--- RECORDS FOR THE TASK ---
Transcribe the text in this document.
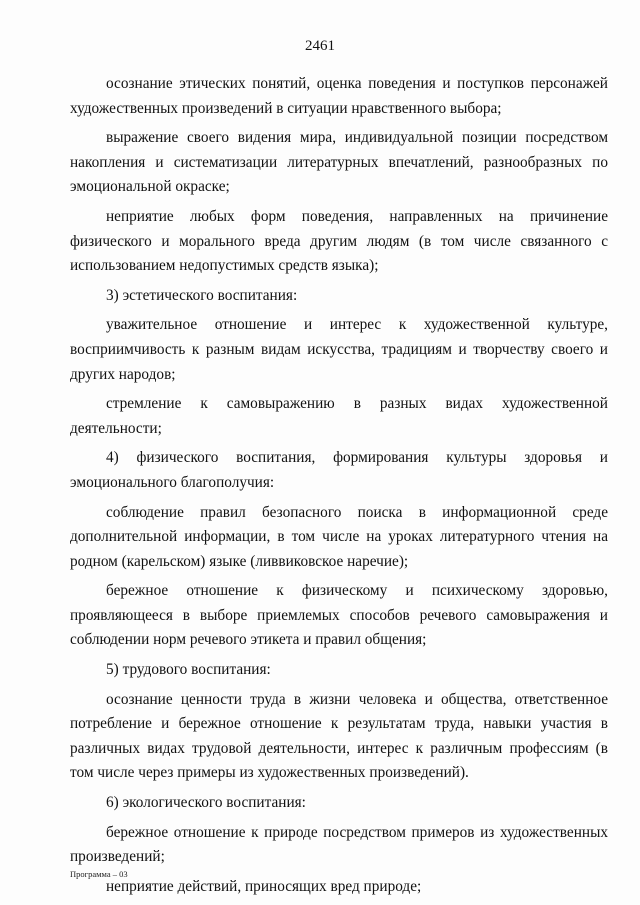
2461

осознание этических понятий, оценка поведения и поступков персонажей художественных произведений в ситуации нравственного выбора;

выражение своего видения мира, индивидуальной позиции посредством накопления и систематизации литературных впечатлений, разнообразных по эмоциональной окраске;

неприятие любых форм поведения, направленных на причинение физического и морального вреда другим людям (в том числе связанного с использованием недопустимых средств языка);

3) эстетического воспитания:

уважительное отношение и интерес к художественной культуре, восприимчивость к разным видам искусства, традициям и творчеству своего и других народов;

стремление к самовыражению в разных видах художественной деятельности;

4) физического воспитания, формирования культуры здоровья и эмоционального благополучия:

соблюдение правил безопасного поиска в информационной среде дополнительной информации, в том числе на уроках литературного чтения на родном (карельском) языке (ливвиковское наречие);

бережное отношение к физическому и психическому здоровью, проявляющееся в выборе приемлемых способов речевого самовыражения и соблюдении норм речевого этикета и правил общения;

5) трудового воспитания:

осознание ценности труда в жизни человека и общества, ответственное потребление и бережное отношение к результатам труда, навыки участия в различных видах трудовой деятельности, интерес к различным профессиям (в том числе через примеры из художественных произведений).

6) экологического воспитания:

бережное отношение к природе посредством примеров из художественных произведений;

неприятие действий, приносящих вред природе;

Программа – 03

--- THE TASK ---
From the data above, write out everything exactly except the pictures.

--- EXERCISE RESULT ---
Transcribe the text in this document.
2461

осознание этических понятий, оценка поведения и поступков персонажей художественных произведений в ситуации нравственного выбора;

выражение своего видения мира, индивидуальной позиции посредством накопления и систематизации литературных впечатлений, разнообразных по эмоциональной окраске;

неприятие любых форм поведения, направленных на причинение физического и морального вреда другим людям (в том числе связанного с использованием недопустимых средств языка);

3) эстетического воспитания:

уважительное отношение и интерес к художественной культуре, восприимчивость к разным видам искусства, традициям и творчеству своего и других народов;

стремление к самовыражению в разных видах художественной деятельности;

4) физического воспитания, формирования культуры здоровья и эмоционального благополучия:

соблюдение правил безопасного поиска в информационной среде дополнительной информации, в том числе на уроках литературного чтения на родном (карельском) языке (ливвиковское наречие);

бережное отношение к физическому и психическому здоровью, проявляющееся в выборе приемлемых способов речевого самовыражения и соблюдении норм речевого этикета и правил общения;

5) трудового воспитания:

осознание ценности труда в жизни человека и общества, ответственное потребление и бережное отношение к результатам труда, навыки участия в различных видах трудовой деятельности, интерес к различным профессиям (в том числе через примеры из художественных произведений).

6) экологического воспитания:

бережное отношение к природе посредством примеров из художественных произведений;

неприятие действий, приносящих вред природе;

Программа – 03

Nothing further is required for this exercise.